__Collected data__:
★ ★ ★ ★

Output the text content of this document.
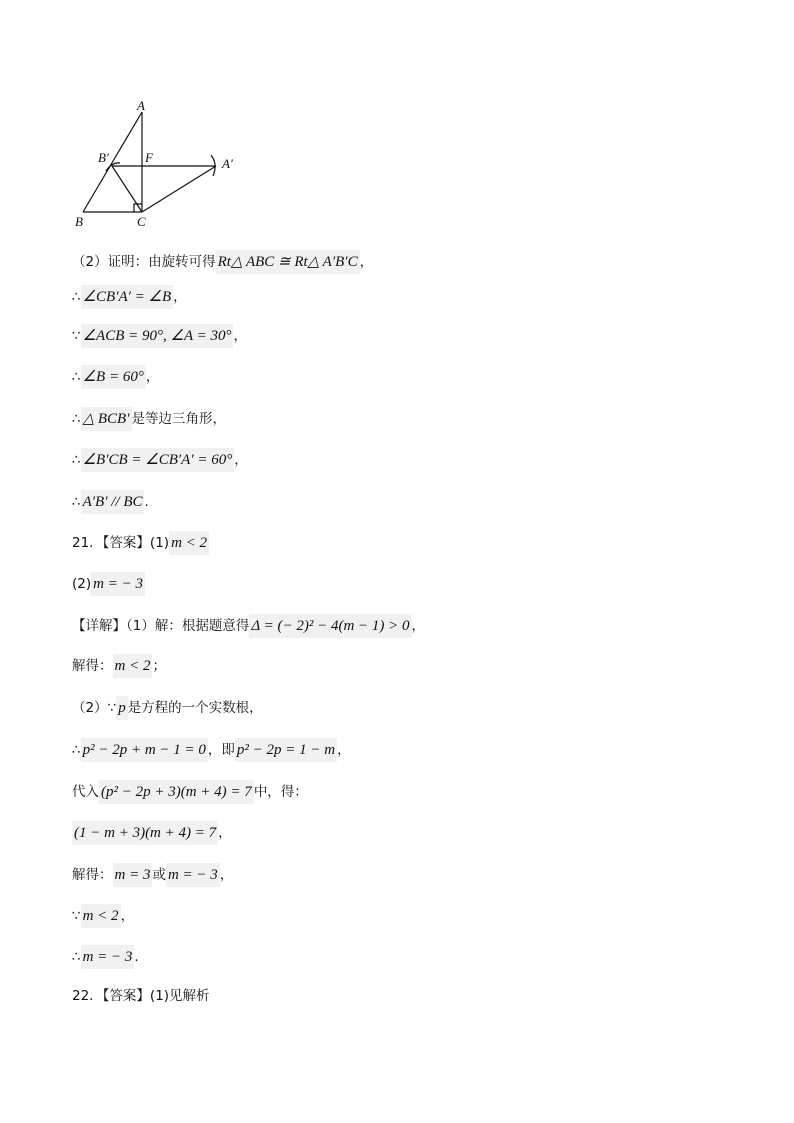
A
B′	F	A′
B	C
（2）证明：由旋转可得 Rt△ ABC ≅ Rt△ A′B′C ，
∴ ∠CB′A′ = ∠B ，
∵ ∠ACB = 90°, ∠A = 30° ，
∴ ∠B = 60° ，
∴ △ BCB′ 是等边三角形，
∴ ∠B′CB = ∠CB′A′ = 60° ，
∴ A′B′ // BC .
21．【答案】(1) m < 2
(2) m = − 3
【详解】（1）解：根据题意得 Δ = (− 2)² − 4(m − 1) > 0 ，
解得： m < 2 ；
（2）∵ p 是方程的一个实数根，
∴ p² − 2p + m − 1 = 0 ，即 p² − 2p = 1 − m ，
代入 (p² − 2p + 3)(m + 4) = 7 中，得：
(1 − m + 3)(m + 4) = 7 ，
解得： m = 3 或 m = − 3 ，
∵ m < 2 ，
∴ m = − 3 .
22．【答案】(1)见解析
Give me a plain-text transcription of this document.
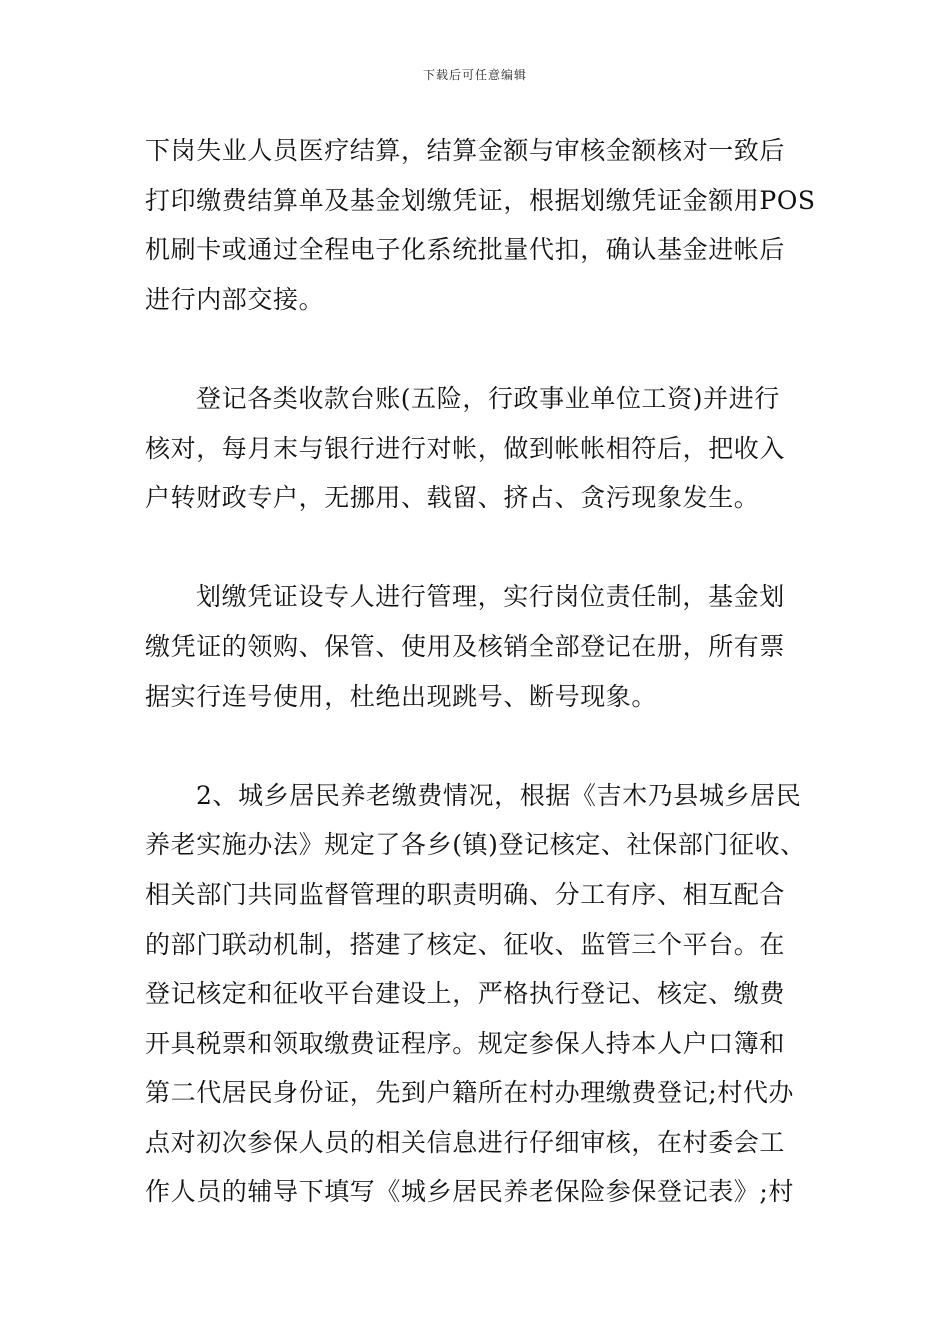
下载后可任意编辑
下岗失业人员医疗结算，结算金额与审核金额核对一致后
打印缴费结算单及基金划缴凭证，根据划缴凭证金额用POS
机刷卡或通过全程电子化系统批量代扣，确认基金进帐后
进行内部交接。
登记各类收款台账(五险，行政事业单位工资)并进行
核对，每月末与银行进行对帐，做到帐帐相符后，把收入
户转财政专户，无挪用、载留、挤占、贪污现象发生。
划缴凭证设专人进行管理，实行岗位责任制，基金划
缴凭证的领购、保管、使用及核销全部登记在册，所有票
据实行连号使用，杜绝出现跳号、断号现象。
2、城乡居民养老缴费情况，根据《吉木乃县城乡居民
养老实施办法》规定了各乡(镇)登记核定、社保部门征收、
相关部门共同监督管理的职责明确、分工有序、相互配合
的部门联动机制，搭建了核定、征收、监管三个平台。在
登记核定和征收平台建设上，严格执行登记、核定、缴费
开具税票和领取缴费证程序。规定参保人持本人户口簿和
第二代居民身份证，先到户籍所在村办理缴费登记;村代办
点对初次参保人员的相关信息进行仔细审核，在村委会工
作人员的辅导下填写《城乡居民养老保险参保登记表》;村
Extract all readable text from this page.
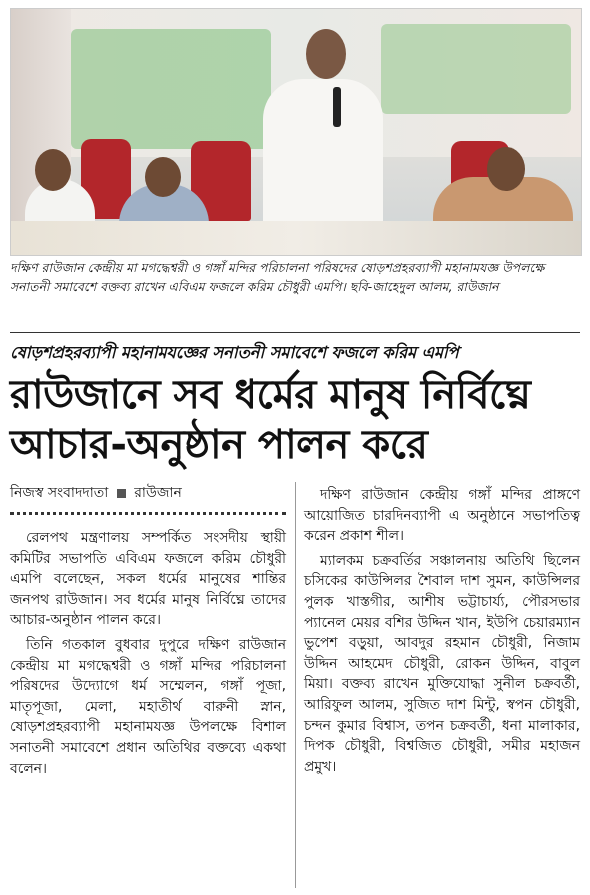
দক্ষিণ রাউজান কেন্দ্রীয় মা মগদ্ধেশ্বরী ও গঙ্গাঁ মন্দির পরিচালনা পরিষদের ষোড়শপ্রহরব্যাপী মহানামযজ্ঞ উপলক্ষে সনাতনী সমাবেশে বক্তব্য রাখেন এবিএম ফজলে করিম চৌধুরী এমপি। ছবি-জাহেদুল আলম, রাউজান
ষোড়শপ্রহরব্যাপী মহানামযজ্ঞের সনাতনী সমাবেশে ফজলে করিম এমপি
রাউজানে সব ধর্মের মানুষ নির্বিঘ্নে আচার-অনুষ্ঠান পালন করে
নিজস্ব সংবাদদাতা রাউজান

রেলপথ মন্ত্রণালয় সম্পর্কিত সংসদীয় স্থায়ী কমিটির সভাপতি এবিএম ফজলে করিম চৌধুরী এমপি বলেছেন, সকল ধর্মের মানুষের শান্তির জনপথ রাউজান। সব ধর্মের মানুষ নির্বিঘ্নে তাদের আচার-অনুষ্ঠান পালন করে।

তিনি গতকাল বুধবার দুপুরে দক্ষিণ রাউজান কেন্দ্রীয় মা মগদ্ধেশ্বরী ও গঙ্গাঁ মন্দির পরিচালনা পরিষদের উদ্যোগে ধর্ম সম্মেলন, গঙ্গাঁ পূজা, মাতৃপূজা, মেলা, মহাতীর্থ বারুনী স্নান, ষোড়শপ্রহরব্যাপী মহানামযজ্ঞ উপলক্ষে বিশাল সনাতনী সমাবেশে প্রধান অতিথির বক্তব্যে একথা বলেন।

দক্ষিণ রাউজান কেন্দ্রীয় গঙ্গাঁ মন্দির প্রাঙ্গণে আয়োজিত চারদিনব্যাপী এ অনুষ্ঠানে সভাপতিত্ব করেন প্রকাশ শীল।

ম্যালকম চক্রবর্তির সঞ্চালনায় অতিথি ছিলেন চসিকের কাউন্সিলর শৈবাল দাশ সুমন, কাউন্সিলর পুলক খাস্তগীর, আশীষ ভট্টাচার্য্য, পৌরসভার প্যানেল মেয়র বশির উদ্দিন খান, ইউপি চেয়ারম্যান ভুপেশ বড়ুয়া, আবদুর রহমান চৌধুরী, নিজাম উদ্দিন আহমেদ চৌধুরী, রোকন উদ্দিন, বাবুল মিয়া। বক্তব্য রাখেন মুক্তিযোদ্ধা সুনীল চক্রবর্তী, আরিফুল আলম, সুজিত দাশ মিন্টু, স্বপন চৌধুরী, চন্দন কুমার বিশ্বাস, তপন চক্রবর্তী, ধনা মালাকার, দিপক চৌধুরী, বিশ্বজিত চৌধুরী, সমীর মহাজন প্রমুখ।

★ ★ ★ ★

__PROMPT__: In the material above, find the lines that contain "রহরব" and show them.

__TASK RESULT__:
দক্ষিণ রাউজান কেন্দ্রীয় মা মগদ্ধেশ্বরী ও গঙ্গাঁ মন্দির পরিচালনা পরিষদের ষোড়শপ্রহরব্যাপী মহানামযজ্ঞ উপলক্ষে সনাতনী সমাবেশে বক্তব্য রাখেন এবিএম ফজলে করিম চৌধুরী এমপি। ছবি-জাহেদুল আলম, রাউজান
ষোড়শপ্রহরব্যাপী মহানামযজ্ঞের সনাতনী সমাবেশে ফজলে করিম এমপি
তিনি গতকাল বুধবার দুপুরে দক্ষিণ রাউজান কেন্দ্রীয় মা মগদ্ধেশ্বরী ও গঙ্গাঁ মন্দির পরিচালনা পরিষদের উদ্যোগে ধর্ম সম্মেলন, গঙ্গাঁ পূজা, মাতৃপূজা, মেলা, মহাতীর্থ বারুনী স্নান, ষোড়শপ্রহরব্যাপী মহানামযজ্ঞ উপলক্ষে বিশাল সনাতনী সমাবেশে প্রধান অতিথির বক্তব্যে একথা বলেন।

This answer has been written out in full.